* **Extracted data entries**
^^^^^^^^

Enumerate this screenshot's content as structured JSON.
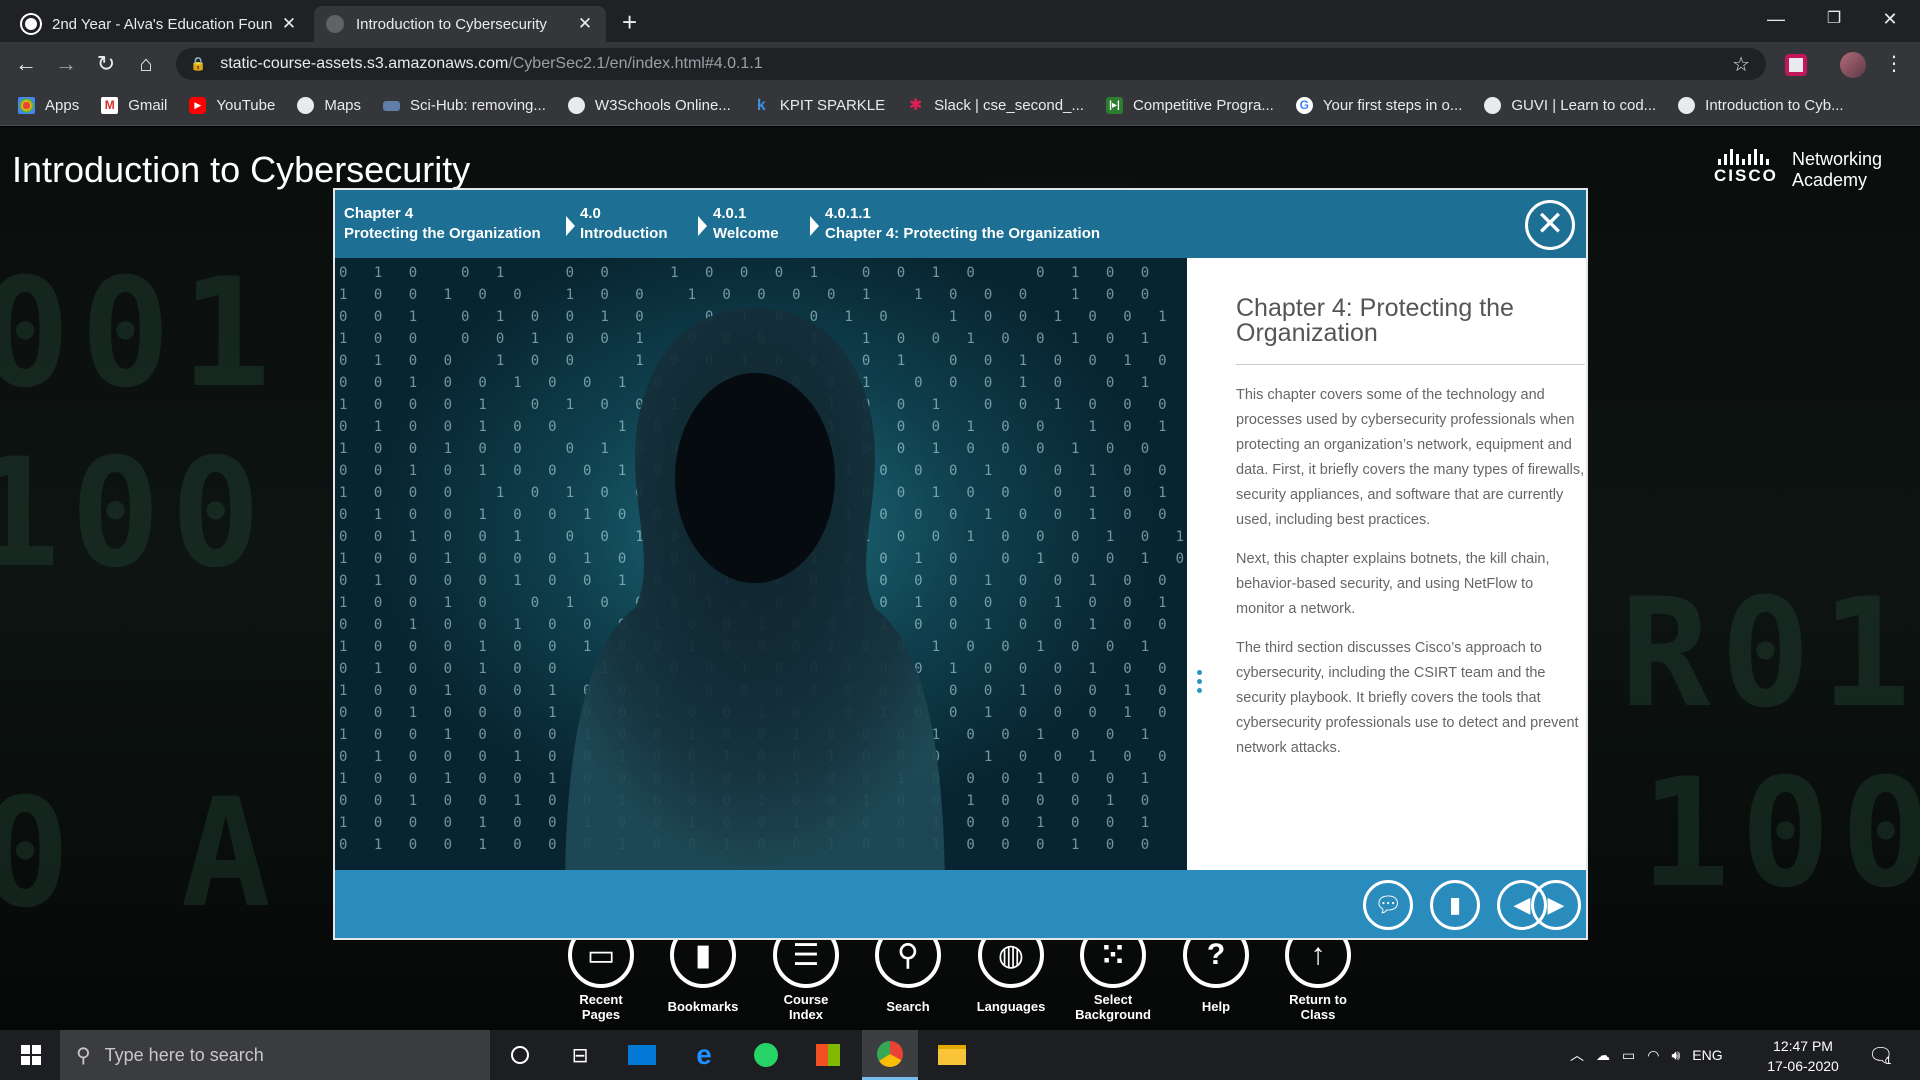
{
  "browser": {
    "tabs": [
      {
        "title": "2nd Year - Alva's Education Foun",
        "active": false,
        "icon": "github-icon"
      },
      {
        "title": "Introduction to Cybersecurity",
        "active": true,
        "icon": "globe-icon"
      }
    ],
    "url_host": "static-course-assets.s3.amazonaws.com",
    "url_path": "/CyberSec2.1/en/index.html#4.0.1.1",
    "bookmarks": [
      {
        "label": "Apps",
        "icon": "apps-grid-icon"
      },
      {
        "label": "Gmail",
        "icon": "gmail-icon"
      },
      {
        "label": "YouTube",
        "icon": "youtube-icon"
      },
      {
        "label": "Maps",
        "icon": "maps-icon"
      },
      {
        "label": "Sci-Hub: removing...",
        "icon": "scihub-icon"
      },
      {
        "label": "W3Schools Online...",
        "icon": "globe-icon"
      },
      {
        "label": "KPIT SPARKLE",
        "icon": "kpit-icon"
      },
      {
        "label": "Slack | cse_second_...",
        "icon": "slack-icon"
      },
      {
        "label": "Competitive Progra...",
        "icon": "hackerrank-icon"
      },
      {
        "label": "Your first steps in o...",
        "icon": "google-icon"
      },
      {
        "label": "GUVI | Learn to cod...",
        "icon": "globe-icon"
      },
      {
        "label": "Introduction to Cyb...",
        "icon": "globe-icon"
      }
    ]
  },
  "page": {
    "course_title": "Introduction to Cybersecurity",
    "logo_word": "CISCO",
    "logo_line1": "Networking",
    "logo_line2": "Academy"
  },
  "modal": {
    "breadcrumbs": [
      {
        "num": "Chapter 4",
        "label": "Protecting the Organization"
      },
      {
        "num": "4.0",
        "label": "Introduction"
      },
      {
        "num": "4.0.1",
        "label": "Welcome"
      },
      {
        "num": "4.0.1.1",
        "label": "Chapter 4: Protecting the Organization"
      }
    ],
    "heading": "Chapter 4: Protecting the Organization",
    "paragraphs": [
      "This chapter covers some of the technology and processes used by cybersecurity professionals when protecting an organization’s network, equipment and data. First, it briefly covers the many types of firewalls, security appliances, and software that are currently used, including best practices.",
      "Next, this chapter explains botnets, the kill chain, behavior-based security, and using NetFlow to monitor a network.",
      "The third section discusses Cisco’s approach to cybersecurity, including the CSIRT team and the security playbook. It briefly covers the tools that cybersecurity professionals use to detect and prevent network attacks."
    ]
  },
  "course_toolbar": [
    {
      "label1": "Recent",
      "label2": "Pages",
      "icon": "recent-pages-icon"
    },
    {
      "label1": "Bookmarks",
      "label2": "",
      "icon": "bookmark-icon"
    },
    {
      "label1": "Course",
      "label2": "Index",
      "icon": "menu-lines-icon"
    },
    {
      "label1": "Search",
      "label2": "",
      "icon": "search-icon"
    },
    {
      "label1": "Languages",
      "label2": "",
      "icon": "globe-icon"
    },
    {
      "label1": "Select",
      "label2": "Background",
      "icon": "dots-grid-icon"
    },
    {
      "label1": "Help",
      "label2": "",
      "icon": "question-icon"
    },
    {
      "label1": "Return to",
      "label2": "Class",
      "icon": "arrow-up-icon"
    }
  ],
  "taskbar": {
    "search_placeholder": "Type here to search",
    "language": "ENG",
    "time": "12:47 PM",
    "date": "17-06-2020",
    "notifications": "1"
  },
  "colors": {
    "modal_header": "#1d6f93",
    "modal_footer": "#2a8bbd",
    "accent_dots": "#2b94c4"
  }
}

^^^^^^^^

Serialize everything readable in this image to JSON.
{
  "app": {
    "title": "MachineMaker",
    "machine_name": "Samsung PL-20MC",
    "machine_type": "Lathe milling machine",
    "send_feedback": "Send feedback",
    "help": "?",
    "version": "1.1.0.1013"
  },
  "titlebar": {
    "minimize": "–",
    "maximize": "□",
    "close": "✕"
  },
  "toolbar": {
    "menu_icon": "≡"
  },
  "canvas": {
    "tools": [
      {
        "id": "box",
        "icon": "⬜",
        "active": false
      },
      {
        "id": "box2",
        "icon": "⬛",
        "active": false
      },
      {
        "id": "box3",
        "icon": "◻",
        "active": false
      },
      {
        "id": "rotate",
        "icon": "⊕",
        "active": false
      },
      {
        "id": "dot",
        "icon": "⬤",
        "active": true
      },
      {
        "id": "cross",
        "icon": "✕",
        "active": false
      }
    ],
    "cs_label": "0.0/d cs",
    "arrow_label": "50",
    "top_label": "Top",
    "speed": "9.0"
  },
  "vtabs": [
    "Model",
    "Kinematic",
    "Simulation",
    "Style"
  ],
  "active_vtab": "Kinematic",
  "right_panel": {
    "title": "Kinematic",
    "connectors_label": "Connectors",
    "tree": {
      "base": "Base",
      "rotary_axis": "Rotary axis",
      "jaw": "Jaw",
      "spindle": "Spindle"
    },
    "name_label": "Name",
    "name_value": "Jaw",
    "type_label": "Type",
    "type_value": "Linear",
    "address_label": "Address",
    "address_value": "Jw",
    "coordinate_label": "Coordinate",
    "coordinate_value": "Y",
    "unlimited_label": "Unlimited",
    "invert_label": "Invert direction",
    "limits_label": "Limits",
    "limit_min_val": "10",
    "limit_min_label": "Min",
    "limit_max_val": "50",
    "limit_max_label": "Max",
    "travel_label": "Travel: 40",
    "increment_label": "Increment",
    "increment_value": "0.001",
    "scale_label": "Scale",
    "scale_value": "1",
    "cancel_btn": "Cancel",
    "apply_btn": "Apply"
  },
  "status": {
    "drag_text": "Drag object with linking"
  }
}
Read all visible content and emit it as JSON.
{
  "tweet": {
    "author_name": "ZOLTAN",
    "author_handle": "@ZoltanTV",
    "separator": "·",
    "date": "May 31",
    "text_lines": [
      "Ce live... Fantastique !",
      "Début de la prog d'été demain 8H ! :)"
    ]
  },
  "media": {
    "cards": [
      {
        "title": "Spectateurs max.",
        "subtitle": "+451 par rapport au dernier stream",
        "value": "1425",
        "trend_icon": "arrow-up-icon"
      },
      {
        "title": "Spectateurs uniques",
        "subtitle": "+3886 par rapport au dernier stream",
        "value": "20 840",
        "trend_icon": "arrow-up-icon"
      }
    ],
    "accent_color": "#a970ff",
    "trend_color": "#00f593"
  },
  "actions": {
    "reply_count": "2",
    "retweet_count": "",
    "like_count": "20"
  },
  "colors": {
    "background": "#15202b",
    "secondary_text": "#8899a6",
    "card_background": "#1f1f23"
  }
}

^^^^^^^^

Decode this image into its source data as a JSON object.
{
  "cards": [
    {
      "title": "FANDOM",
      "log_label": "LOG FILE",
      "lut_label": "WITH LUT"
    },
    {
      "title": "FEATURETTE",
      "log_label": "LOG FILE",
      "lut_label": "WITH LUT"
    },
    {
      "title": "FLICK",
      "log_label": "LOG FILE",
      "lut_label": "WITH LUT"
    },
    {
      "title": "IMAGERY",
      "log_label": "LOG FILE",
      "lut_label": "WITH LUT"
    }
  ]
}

^^^^^^^^

* **Request**
Copy in full each line that holds the word "Introduction".

* **Solution below**
        "title": "Introduction to Cybersecurity",
        "label": "Introduction to Cyb...",
    "course_title": "Introduction to Cybersecurity",
        "label": "Introduction"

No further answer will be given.